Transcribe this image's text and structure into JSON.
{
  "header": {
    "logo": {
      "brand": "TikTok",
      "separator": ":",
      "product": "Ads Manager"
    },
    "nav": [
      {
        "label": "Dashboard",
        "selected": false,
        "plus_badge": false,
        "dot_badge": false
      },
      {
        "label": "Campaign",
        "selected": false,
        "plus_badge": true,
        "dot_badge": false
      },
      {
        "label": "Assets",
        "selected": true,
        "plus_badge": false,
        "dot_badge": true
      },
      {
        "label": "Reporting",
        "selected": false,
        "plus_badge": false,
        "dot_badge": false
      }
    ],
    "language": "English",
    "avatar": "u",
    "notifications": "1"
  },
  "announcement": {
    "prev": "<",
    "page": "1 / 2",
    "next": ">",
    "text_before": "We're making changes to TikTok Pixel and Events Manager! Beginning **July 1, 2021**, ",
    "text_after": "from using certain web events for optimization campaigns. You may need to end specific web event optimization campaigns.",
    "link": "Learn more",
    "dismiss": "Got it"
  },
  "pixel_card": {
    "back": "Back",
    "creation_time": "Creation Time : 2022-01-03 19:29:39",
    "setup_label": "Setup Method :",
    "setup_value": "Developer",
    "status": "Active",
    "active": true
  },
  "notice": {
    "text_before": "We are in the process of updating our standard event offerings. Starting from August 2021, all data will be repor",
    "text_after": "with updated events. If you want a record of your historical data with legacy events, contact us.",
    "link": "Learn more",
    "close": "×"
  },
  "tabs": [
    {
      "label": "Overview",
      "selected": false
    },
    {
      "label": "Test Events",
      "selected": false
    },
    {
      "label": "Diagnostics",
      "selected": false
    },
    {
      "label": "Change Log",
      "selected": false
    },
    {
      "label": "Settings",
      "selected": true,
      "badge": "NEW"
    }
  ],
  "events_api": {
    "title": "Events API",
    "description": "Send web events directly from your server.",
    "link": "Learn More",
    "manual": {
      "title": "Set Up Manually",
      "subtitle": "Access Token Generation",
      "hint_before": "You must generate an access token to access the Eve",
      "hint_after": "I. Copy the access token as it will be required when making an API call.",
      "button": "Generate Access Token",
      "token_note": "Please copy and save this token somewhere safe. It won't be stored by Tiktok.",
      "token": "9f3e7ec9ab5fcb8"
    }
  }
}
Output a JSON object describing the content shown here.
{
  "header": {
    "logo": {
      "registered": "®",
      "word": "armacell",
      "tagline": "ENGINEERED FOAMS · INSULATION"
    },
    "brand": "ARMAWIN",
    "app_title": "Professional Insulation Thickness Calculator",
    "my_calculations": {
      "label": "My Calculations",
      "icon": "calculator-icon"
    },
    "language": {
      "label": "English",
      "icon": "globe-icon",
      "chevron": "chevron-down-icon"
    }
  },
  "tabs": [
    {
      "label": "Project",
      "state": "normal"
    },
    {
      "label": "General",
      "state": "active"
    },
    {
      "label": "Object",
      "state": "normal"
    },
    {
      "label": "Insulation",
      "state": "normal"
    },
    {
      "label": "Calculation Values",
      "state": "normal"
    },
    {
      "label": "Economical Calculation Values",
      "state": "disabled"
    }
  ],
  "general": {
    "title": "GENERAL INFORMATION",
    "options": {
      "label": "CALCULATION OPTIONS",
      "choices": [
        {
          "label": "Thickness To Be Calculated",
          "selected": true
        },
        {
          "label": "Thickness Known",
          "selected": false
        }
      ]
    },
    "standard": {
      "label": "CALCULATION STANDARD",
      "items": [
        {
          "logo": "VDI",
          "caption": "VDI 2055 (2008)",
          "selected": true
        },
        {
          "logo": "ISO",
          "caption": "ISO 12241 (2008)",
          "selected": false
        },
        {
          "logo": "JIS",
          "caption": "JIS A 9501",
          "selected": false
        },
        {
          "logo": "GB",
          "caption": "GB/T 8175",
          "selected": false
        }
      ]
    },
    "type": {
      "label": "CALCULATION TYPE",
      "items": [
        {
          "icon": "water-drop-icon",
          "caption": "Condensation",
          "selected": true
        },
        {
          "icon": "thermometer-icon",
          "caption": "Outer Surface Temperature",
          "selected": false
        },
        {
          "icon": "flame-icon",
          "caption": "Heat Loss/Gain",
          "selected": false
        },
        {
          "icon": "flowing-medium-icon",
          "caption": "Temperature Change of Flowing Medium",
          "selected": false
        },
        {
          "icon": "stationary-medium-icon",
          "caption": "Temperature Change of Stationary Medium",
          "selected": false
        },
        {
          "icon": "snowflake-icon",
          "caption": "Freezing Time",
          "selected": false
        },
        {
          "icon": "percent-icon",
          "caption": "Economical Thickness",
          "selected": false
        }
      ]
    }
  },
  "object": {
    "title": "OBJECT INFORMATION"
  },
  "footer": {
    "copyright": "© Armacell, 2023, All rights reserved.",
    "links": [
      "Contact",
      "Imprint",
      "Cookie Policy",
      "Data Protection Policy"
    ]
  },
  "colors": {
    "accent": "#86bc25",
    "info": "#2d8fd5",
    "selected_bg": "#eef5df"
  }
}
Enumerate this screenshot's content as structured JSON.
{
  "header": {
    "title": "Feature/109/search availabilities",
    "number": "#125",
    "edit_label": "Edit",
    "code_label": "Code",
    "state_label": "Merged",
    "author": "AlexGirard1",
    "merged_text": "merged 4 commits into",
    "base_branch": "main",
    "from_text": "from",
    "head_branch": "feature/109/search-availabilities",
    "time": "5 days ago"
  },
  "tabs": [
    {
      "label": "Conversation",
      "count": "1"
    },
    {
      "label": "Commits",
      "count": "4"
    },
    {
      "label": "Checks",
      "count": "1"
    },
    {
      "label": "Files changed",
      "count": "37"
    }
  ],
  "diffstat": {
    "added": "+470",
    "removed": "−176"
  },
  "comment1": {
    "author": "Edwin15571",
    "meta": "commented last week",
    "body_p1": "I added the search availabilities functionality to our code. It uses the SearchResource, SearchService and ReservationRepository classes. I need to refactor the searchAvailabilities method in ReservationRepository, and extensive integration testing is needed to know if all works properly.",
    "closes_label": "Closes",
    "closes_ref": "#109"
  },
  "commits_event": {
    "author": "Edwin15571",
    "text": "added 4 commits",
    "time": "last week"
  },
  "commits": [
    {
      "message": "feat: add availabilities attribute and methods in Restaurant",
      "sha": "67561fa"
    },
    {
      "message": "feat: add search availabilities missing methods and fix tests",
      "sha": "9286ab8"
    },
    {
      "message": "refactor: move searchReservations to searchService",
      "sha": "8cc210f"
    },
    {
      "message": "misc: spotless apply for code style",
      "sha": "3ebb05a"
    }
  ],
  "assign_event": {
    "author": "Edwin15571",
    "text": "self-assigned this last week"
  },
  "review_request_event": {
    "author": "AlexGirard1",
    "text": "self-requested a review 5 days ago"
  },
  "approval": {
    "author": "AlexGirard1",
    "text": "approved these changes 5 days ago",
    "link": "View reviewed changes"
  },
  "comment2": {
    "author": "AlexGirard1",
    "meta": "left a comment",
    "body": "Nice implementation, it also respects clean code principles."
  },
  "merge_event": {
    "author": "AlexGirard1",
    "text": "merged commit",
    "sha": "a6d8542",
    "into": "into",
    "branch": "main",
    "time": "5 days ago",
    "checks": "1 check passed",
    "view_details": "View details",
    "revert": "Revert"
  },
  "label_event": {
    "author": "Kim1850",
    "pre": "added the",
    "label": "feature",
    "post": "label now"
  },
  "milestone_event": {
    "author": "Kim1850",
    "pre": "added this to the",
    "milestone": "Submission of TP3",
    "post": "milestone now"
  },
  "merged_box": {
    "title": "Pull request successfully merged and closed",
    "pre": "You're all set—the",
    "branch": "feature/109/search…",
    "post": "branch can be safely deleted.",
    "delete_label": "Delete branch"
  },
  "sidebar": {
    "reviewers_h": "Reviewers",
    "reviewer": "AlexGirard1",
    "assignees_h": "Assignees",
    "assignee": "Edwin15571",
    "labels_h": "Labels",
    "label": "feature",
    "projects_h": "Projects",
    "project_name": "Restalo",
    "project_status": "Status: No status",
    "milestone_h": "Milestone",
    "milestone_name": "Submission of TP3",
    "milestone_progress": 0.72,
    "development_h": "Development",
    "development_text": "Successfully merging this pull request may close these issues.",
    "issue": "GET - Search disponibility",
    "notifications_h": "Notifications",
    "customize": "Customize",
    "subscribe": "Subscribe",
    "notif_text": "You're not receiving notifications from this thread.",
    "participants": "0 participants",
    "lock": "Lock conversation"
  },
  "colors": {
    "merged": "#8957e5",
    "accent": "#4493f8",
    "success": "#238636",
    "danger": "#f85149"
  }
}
——————————
SHORT PROBLEM. Pick out the lines containing the string "caption" and show them.

FULL OUTPUT.
          "caption": "VDI 2055 (2008)",
          "caption": "ISO 12241 (2008)",
          "caption": "JIS A 9501",
          "caption": "GB/T 8175",
          "caption": "Condensation",
          "caption": "Outer Surface Temperature",
          "caption": "Heat Loss/Gain",
          "caption": "Temperature Change of Flowing Medium",
          "caption": "Temperature Change of Stationary Medium",
          "caption": "Freezing Time",
          "caption": "Economical Thickness",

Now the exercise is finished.